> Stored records

****

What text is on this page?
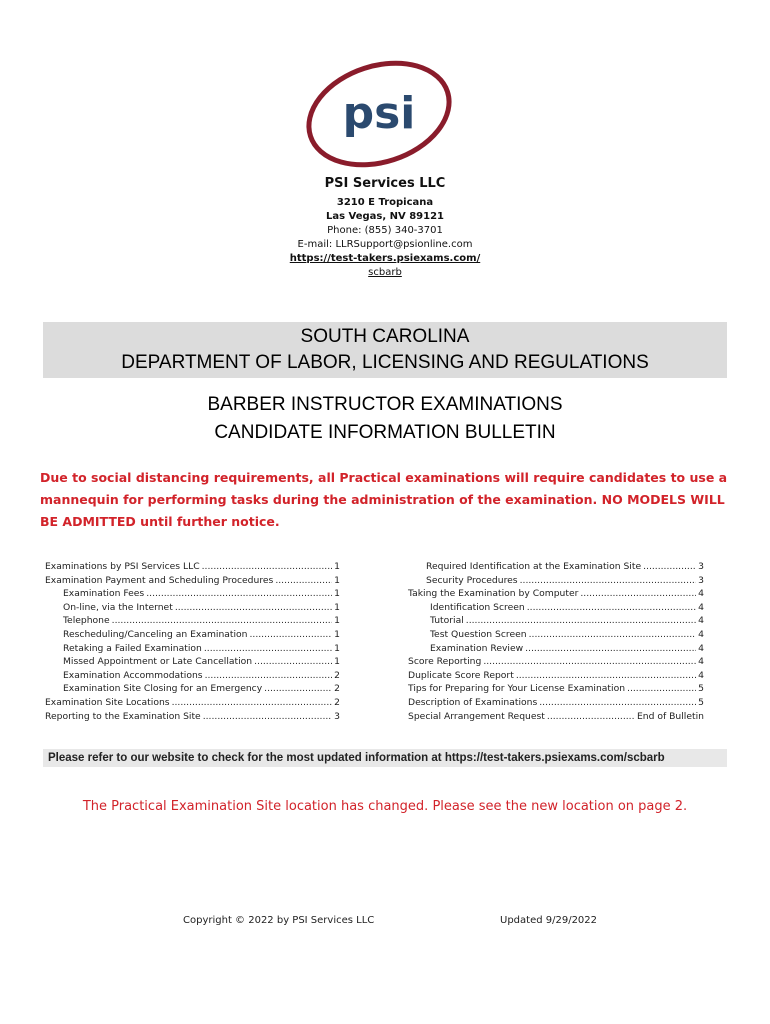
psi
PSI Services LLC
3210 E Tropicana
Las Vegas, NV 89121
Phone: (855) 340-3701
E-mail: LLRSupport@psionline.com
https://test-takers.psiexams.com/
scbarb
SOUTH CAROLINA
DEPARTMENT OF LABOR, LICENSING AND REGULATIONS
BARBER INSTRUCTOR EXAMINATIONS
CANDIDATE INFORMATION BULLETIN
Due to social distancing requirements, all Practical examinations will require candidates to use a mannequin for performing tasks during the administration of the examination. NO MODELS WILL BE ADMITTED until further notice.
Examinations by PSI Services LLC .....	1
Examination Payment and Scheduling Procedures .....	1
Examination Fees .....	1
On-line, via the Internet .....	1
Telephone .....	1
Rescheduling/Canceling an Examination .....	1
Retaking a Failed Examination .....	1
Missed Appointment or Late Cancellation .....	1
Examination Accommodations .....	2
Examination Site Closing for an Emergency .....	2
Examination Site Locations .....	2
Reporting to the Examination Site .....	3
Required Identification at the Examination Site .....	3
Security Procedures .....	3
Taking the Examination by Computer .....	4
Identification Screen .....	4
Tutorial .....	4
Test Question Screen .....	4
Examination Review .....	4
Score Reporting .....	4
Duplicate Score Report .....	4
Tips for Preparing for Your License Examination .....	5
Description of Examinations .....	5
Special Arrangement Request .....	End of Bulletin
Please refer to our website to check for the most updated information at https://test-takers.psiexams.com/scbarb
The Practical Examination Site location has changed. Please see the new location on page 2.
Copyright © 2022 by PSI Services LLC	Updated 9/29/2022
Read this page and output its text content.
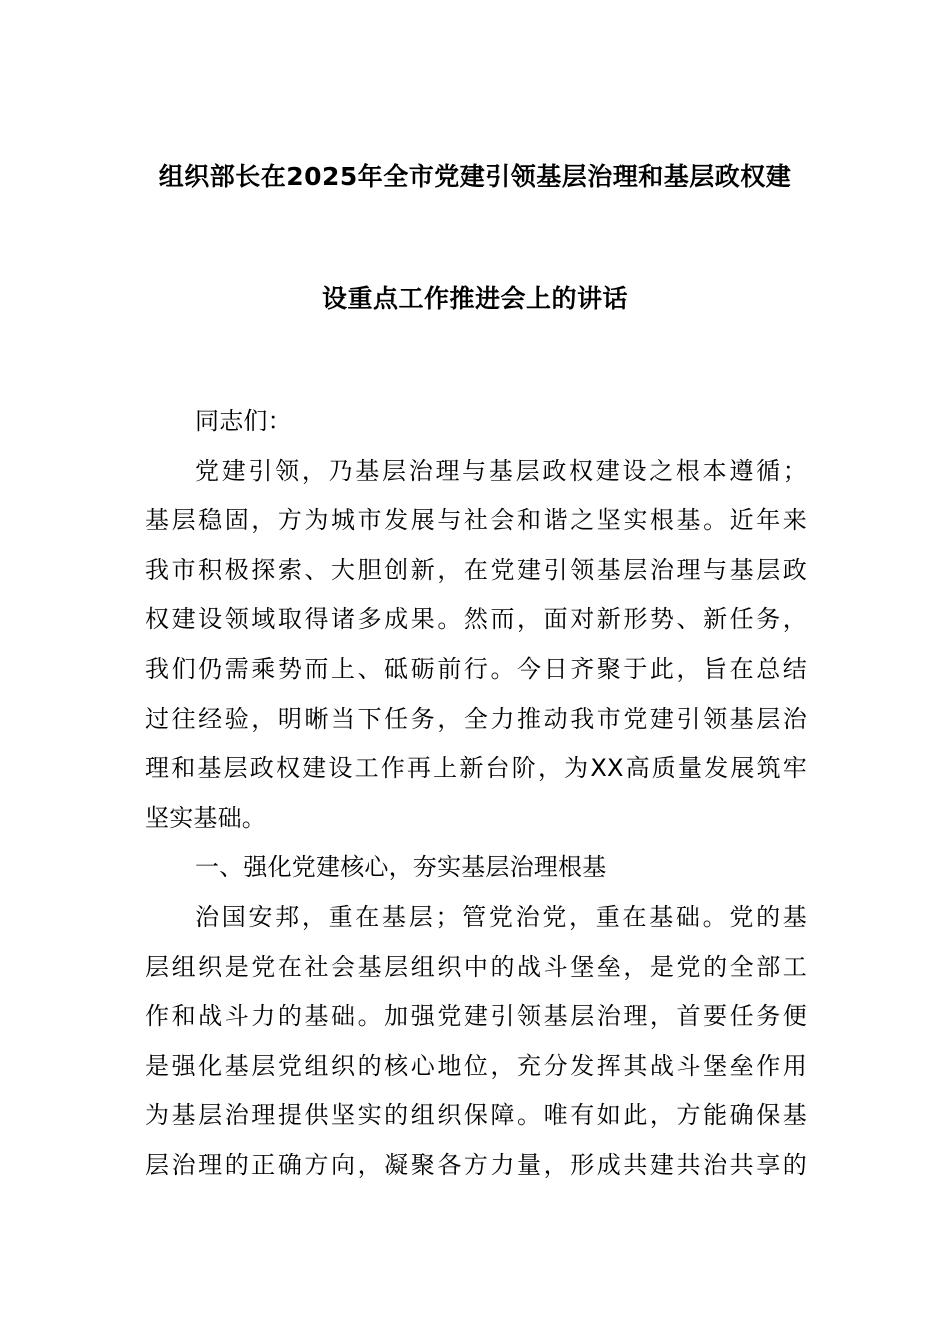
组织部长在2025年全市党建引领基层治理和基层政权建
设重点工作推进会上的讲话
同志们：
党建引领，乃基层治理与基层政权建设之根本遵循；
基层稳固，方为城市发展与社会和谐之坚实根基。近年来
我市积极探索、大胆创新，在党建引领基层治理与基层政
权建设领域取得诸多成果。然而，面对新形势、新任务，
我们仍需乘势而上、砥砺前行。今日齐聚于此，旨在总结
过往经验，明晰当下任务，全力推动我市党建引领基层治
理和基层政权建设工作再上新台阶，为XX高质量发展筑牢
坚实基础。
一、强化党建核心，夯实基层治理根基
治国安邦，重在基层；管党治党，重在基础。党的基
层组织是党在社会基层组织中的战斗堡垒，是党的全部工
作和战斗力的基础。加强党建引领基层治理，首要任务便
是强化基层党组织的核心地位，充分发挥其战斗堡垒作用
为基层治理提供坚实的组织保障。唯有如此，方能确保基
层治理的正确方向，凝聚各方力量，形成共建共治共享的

****

> What this task involves
Filter lines by "takers" and return each hit.

> Result of the task
https://test-takers.psiexams.com/
Please refer to our website to check for the most updated information at https://test-takers.psiexams.com/scbarb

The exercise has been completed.